>>>

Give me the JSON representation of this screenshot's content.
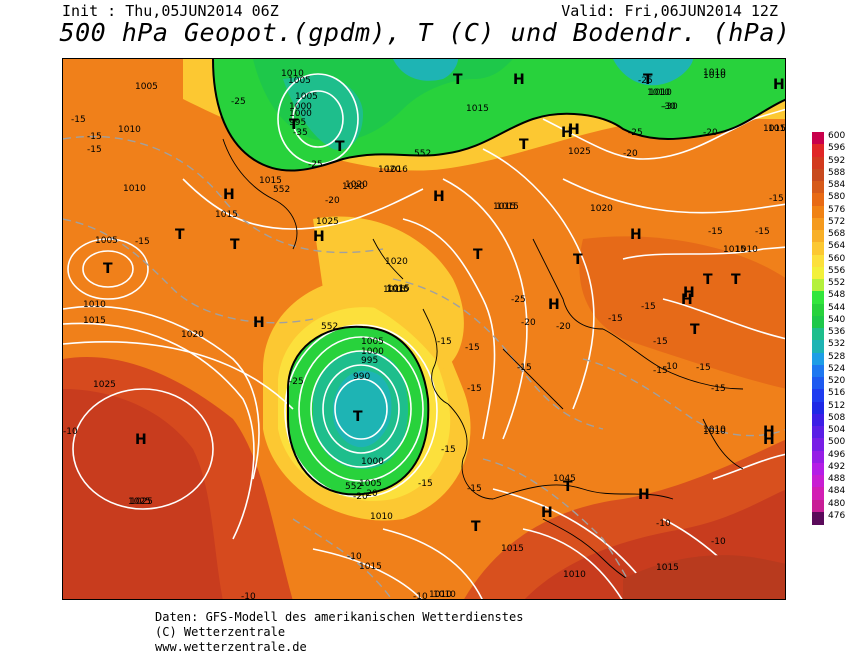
{
  "header": {
    "init": "Init : Thu,05JUN2014 06Z",
    "valid": "Valid: Fri,06JUN2014 12Z",
    "title": "500 hPa Geopot.(gpdm), T (C) und Bodendr. (hPa)"
  },
  "footer": {
    "line1": "Daten: GFS-Modell des amerikanischen Wetterdienstes",
    "line2": "(C) Wetterzentrale",
    "line3": "www.wetterzentrale.de"
  },
  "legend": {
    "levels": [
      "600",
      "596",
      "592",
      "588",
      "584",
      "580",
      "576",
      "572",
      "568",
      "564",
      "560",
      "556",
      "552",
      "548",
      "544",
      "540",
      "536",
      "532",
      "528",
      "524",
      "520",
      "516",
      "512",
      "508",
      "504",
      "500",
      "496",
      "492",
      "488",
      "484",
      "480",
      "476"
    ],
    "colors": [
      "#c8004b",
      "#e02626",
      "#d23a1e",
      "#c84a1e",
      "#d65a1a",
      "#e86a14",
      "#f08214",
      "#f59a1e",
      "#f8b028",
      "#fcc832",
      "#fce03c",
      "#f2f03a",
      "#b4f03c",
      "#32e63c",
      "#28d23c",
      "#1ec84a",
      "#1ebe8c",
      "#1eb4b4",
      "#1e9ee6",
      "#1e78f0",
      "#1e5af0",
      "#1e3cf0",
      "#1e28e6",
      "#3c1ee6",
      "#5a1ee6",
      "#781ee6",
      "#961ee6",
      "#b41ee6",
      "#c81ed2",
      "#d21eb4",
      "#c81e96",
      "#5a0a5a"
    ]
  },
  "map": {
    "highs": [
      {
        "label": "H"
      },
      {
        "label": "H"
      },
      {
        "label": "H"
      },
      {
        "label": "H"
      },
      {
        "label": "H"
      },
      {
        "label": "H"
      },
      {
        "label": "H"
      },
      {
        "label": "H"
      },
      {
        "label": "H"
      },
      {
        "label": "H"
      },
      {
        "label": "H"
      },
      {
        "label": "H"
      },
      {
        "label": "H"
      },
      {
        "label": "H"
      },
      {
        "label": "H"
      },
      {
        "label": "H"
      },
      {
        "label": "H"
      },
      {
        "label": "H"
      }
    ],
    "lows": [
      {
        "label": "T"
      },
      {
        "label": "T"
      },
      {
        "label": "T"
      },
      {
        "label": "T"
      },
      {
        "label": "T"
      },
      {
        "label": "T"
      },
      {
        "label": "T"
      },
      {
        "label": "T"
      },
      {
        "label": "T"
      },
      {
        "label": "T"
      },
      {
        "label": "T"
      },
      {
        "label": "T"
      },
      {
        "label": "T"
      },
      {
        "label": "T"
      },
      {
        "label": "T"
      },
      {
        "label": "T"
      }
    ],
    "isobar_labels": [
      "1005",
      "1010",
      "1010",
      "1005",
      "1000",
      "995",
      "1015",
      "1025",
      "1020",
      "1015",
      "1010",
      "1015",
      "1025",
      "1010",
      "1015",
      "1005",
      "1010",
      "1020",
      "1016",
      "1025",
      "1020",
      "1015",
      "1015",
      "1020",
      "1025",
      "1020",
      "1015",
      "1010",
      "1005",
      "1000",
      "995",
      "990",
      "1000",
      "1005",
      "1010",
      "1025",
      "1015",
      "1015",
      "1010",
      "1010",
      "1015",
      "1010",
      "1015",
      "1015",
      "1010",
      "1010",
      "1010",
      "1005",
      "1010",
      "1010",
      "1015",
      "1045",
      "1010",
      "1000",
      "1020",
      "1015"
    ],
    "temp_labels": [
      "-15",
      "-15",
      "-15",
      "-25",
      "-35",
      "-25",
      "-30",
      "-20",
      "-15",
      "-20",
      "-25",
      "-30",
      "-25",
      "-20",
      "-15",
      "-20",
      "-25",
      "-20",
      "-15",
      "-15",
      "-15",
      "-15",
      "-15",
      "-15",
      "-25",
      "-15",
      "-15",
      "-15",
      "-15",
      "-15",
      "-10",
      "-20",
      "-15",
      "-10",
      "-10",
      "-10",
      "-15",
      "-10",
      "-15",
      "-10",
      "-15",
      "-10",
      "-20"
    ],
    "height_labels": [
      "552",
      "552",
      "552",
      "552"
    ]
  }
}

<<<

Aim of the task:
Quote everything in the listing above exactly; pictures are the only thing to omit.

Exercise answer:
Give me the JSON representation of this screenshot's content.
{
  "header": {
    "init": "Init : Thu,05JUN2014 06Z",
    "valid": "Valid: Fri,06JUN2014 12Z",
    "title": "500 hPa Geopot.(gpdm), T (C) und Bodendr. (hPa)"
  },
  "footer": {
    "line1": "Daten: GFS-Modell des amerikanischen Wetterdienstes",
    "line2": "(C) Wetterzentrale",
    "line3": "www.wetterzentrale.de"
  },
  "legend": {
    "levels": [
      "600",
      "596",
      "592",
      "588",
      "584",
      "580",
      "576",
      "572",
      "568",
      "564",
      "560",
      "556",
      "552",
      "548",
      "544",
      "540",
      "536",
      "532",
      "528",
      "524",
      "520",
      "516",
      "512",
      "508",
      "504",
      "500",
      "496",
      "492",
      "488",
      "484",
      "480",
      "476"
    ],
    "colors": [
      "#c8004b",
      "#e02626",
      "#d23a1e",
      "#c84a1e",
      "#d65a1a",
      "#e86a14",
      "#f08214",
      "#f59a1e",
      "#f8b028",
      "#fcc832",
      "#fce03c",
      "#f2f03a",
      "#b4f03c",
      "#32e63c",
      "#28d23c",
      "#1ec84a",
      "#1ebe8c",
      "#1eb4b4",
      "#1e9ee6",
      "#1e78f0",
      "#1e5af0",
      "#1e3cf0",
      "#1e28e6",
      "#3c1ee6",
      "#5a1ee6",
      "#781ee6",
      "#961ee6",
      "#b41ee6",
      "#c81ed2",
      "#d21eb4",
      "#c81e96",
      "#5a0a5a"
    ]
  },
  "map": {
    "highs": [
      {
        "label": "H"
      },
      {
        "label": "H"
      },
      {
        "label": "H"
      },
      {
        "label": "H"
      },
      {
        "label": "H"
      },
      {
        "label": "H"
      },
      {
        "label": "H"
      },
      {
        "label": "H"
      },
      {
        "label": "H"
      },
      {
        "label": "H"
      },
      {
        "label": "H"
      },
      {
        "label": "H"
      },
      {
        "label": "H"
      },
      {
        "label": "H"
      },
      {
        "label": "H"
      },
      {
        "label": "H"
      },
      {
        "label": "H"
      },
      {
        "label": "H"
      }
    ],
    "lows": [
      {
        "label": "T"
      },
      {
        "label": "T"
      },
      {
        "label": "T"
      },
      {
        "label": "T"
      },
      {
        "label": "T"
      },
      {
        "label": "T"
      },
      {
        "label": "T"
      },
      {
        "label": "T"
      },
      {
        "label": "T"
      },
      {
        "label": "T"
      },
      {
        "label": "T"
      },
      {
        "label": "T"
      },
      {
        "label": "T"
      },
      {
        "label": "T"
      },
      {
        "label": "T"
      },
      {
        "label": "T"
      }
    ],
    "isobar_labels": [
      "1005",
      "1010",
      "1010",
      "1005",
      "1000",
      "995",
      "1015",
      "1025",
      "1020",
      "1015",
      "1010",
      "1015",
      "1025",
      "1010",
      "1015",
      "1005",
      "1010",
      "1020",
      "1016",
      "1025",
      "1020",
      "1015",
      "1015",
      "1020",
      "1025",
      "1020",
      "1015",
      "1010",
      "1005",
      "1000",
      "995",
      "990",
      "1000",
      "1005",
      "1010",
      "1025",
      "1015",
      "1015",
      "1010",
      "1010",
      "1015",
      "1010",
      "1015",
      "1015",
      "1010",
      "1010",
      "1010",
      "1005",
      "1010",
      "1010",
      "1015",
      "1045",
      "1010",
      "1000",
      "1020",
      "1015"
    ],
    "temp_labels": [
      "-15",
      "-15",
      "-15",
      "-25",
      "-35",
      "-25",
      "-30",
      "-20",
      "-15",
      "-20",
      "-25",
      "-30",
      "-25",
      "-20",
      "-15",
      "-20",
      "-25",
      "-20",
      "-15",
      "-15",
      "-15",
      "-15",
      "-15",
      "-15",
      "-25",
      "-15",
      "-15",
      "-15",
      "-15",
      "-15",
      "-10",
      "-20",
      "-15",
      "-10",
      "-10",
      "-10",
      "-15",
      "-10",
      "-15",
      "-10",
      "-15",
      "-10",
      "-20"
    ],
    "height_labels": [
      "552",
      "552",
      "552",
      "552"
    ]
  }
}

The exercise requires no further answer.